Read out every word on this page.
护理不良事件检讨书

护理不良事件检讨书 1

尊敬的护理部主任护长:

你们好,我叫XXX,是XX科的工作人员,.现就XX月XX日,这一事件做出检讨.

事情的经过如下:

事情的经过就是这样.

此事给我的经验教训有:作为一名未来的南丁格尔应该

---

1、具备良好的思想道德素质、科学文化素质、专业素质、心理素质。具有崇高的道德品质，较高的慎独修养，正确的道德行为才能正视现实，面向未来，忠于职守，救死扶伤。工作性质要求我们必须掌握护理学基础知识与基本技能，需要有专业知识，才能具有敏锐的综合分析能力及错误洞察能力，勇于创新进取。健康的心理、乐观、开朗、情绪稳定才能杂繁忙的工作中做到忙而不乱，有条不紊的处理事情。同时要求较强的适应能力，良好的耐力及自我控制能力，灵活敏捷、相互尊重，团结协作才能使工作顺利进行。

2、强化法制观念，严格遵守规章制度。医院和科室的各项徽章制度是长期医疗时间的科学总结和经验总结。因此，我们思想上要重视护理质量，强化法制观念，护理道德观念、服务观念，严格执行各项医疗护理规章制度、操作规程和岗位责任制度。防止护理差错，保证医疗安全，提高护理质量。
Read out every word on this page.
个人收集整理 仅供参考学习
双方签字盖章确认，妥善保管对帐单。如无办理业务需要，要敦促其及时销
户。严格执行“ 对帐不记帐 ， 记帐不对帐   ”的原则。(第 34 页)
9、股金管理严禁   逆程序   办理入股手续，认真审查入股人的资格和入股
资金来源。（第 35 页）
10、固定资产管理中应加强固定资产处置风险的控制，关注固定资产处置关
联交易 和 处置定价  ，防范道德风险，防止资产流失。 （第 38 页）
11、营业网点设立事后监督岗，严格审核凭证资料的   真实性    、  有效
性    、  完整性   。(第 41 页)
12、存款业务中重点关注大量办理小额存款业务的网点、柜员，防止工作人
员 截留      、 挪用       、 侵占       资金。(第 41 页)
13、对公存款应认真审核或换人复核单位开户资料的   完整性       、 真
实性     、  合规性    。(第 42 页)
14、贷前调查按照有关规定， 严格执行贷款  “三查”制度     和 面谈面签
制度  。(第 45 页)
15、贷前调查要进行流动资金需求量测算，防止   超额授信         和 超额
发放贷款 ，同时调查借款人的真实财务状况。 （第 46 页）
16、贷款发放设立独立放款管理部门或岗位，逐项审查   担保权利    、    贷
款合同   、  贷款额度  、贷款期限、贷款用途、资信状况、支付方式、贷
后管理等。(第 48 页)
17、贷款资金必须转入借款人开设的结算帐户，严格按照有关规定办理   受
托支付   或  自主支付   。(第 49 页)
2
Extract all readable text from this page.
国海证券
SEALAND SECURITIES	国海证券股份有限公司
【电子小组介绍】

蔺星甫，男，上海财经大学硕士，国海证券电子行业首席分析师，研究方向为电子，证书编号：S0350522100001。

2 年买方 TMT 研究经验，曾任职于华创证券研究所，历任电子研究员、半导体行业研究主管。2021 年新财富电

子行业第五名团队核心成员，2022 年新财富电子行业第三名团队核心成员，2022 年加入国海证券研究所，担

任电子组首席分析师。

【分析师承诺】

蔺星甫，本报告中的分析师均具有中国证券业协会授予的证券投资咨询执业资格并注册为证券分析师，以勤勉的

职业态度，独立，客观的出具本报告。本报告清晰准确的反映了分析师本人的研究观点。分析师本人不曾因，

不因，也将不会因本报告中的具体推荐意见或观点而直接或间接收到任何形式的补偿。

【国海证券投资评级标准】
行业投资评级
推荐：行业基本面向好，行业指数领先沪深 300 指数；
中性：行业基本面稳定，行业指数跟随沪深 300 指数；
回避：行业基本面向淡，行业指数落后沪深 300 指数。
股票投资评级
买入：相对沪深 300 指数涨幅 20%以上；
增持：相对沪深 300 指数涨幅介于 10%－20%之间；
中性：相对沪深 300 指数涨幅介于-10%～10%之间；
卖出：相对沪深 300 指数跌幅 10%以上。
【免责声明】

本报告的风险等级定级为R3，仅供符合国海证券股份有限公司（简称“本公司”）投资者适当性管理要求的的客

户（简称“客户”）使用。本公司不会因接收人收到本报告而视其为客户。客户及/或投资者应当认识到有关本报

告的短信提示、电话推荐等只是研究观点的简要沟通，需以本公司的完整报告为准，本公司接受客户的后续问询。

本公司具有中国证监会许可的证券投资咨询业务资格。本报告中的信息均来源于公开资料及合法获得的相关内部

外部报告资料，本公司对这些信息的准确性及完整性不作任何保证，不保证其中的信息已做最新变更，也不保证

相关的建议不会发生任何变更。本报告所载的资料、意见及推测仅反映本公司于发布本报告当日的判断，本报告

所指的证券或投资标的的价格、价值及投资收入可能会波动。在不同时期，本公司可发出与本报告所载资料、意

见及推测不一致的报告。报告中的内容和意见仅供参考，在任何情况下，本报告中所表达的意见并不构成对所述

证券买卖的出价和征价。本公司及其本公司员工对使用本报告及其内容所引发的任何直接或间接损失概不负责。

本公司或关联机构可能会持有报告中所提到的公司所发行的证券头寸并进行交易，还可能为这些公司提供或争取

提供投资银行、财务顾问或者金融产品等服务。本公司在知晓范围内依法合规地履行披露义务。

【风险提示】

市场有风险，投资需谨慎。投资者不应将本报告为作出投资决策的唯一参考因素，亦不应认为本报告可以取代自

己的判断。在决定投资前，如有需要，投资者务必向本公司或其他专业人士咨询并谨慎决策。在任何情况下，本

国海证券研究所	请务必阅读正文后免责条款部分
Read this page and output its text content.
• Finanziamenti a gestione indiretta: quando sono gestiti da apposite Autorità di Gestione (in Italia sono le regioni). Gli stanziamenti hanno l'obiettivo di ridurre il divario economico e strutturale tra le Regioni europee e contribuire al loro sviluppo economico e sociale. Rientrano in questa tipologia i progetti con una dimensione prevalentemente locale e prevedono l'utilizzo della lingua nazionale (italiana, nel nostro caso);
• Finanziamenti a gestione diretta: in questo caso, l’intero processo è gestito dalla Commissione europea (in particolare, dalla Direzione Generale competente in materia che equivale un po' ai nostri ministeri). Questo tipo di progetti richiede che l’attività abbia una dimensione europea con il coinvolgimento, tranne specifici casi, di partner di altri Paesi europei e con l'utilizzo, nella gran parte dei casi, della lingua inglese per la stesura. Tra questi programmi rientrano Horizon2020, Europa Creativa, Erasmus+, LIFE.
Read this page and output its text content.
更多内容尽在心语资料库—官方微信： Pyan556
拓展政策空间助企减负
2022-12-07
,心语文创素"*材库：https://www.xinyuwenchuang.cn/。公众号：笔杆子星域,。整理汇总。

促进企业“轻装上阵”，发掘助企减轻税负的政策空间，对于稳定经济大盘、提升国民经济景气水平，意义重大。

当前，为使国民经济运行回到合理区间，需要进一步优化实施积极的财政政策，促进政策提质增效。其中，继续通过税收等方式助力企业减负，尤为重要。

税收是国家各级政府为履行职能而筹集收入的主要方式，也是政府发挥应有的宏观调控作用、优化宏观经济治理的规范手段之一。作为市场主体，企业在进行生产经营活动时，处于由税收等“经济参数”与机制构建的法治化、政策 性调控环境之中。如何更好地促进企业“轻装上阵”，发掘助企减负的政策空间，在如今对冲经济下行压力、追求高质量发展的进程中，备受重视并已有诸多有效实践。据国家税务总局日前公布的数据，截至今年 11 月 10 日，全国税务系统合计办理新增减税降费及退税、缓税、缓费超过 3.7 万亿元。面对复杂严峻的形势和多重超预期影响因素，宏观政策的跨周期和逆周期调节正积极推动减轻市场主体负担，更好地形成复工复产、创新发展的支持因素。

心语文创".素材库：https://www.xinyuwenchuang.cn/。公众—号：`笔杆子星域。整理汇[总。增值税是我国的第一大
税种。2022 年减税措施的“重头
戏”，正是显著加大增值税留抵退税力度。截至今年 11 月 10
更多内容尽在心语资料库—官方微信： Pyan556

STATED GOAL: Review the preceding data and report every line that includes the string "https".

FINISHED EXERCISE:
,心语文创素"*材库：https://www.xinyuwenchuang.cn/。公众号：笔杆子星域,。整理汇总。
心语文创".素材库：https://www.xinyuwenchuang.cn/。公众—号：`笔杆子星域。整理汇[总。增值税是我国的第一大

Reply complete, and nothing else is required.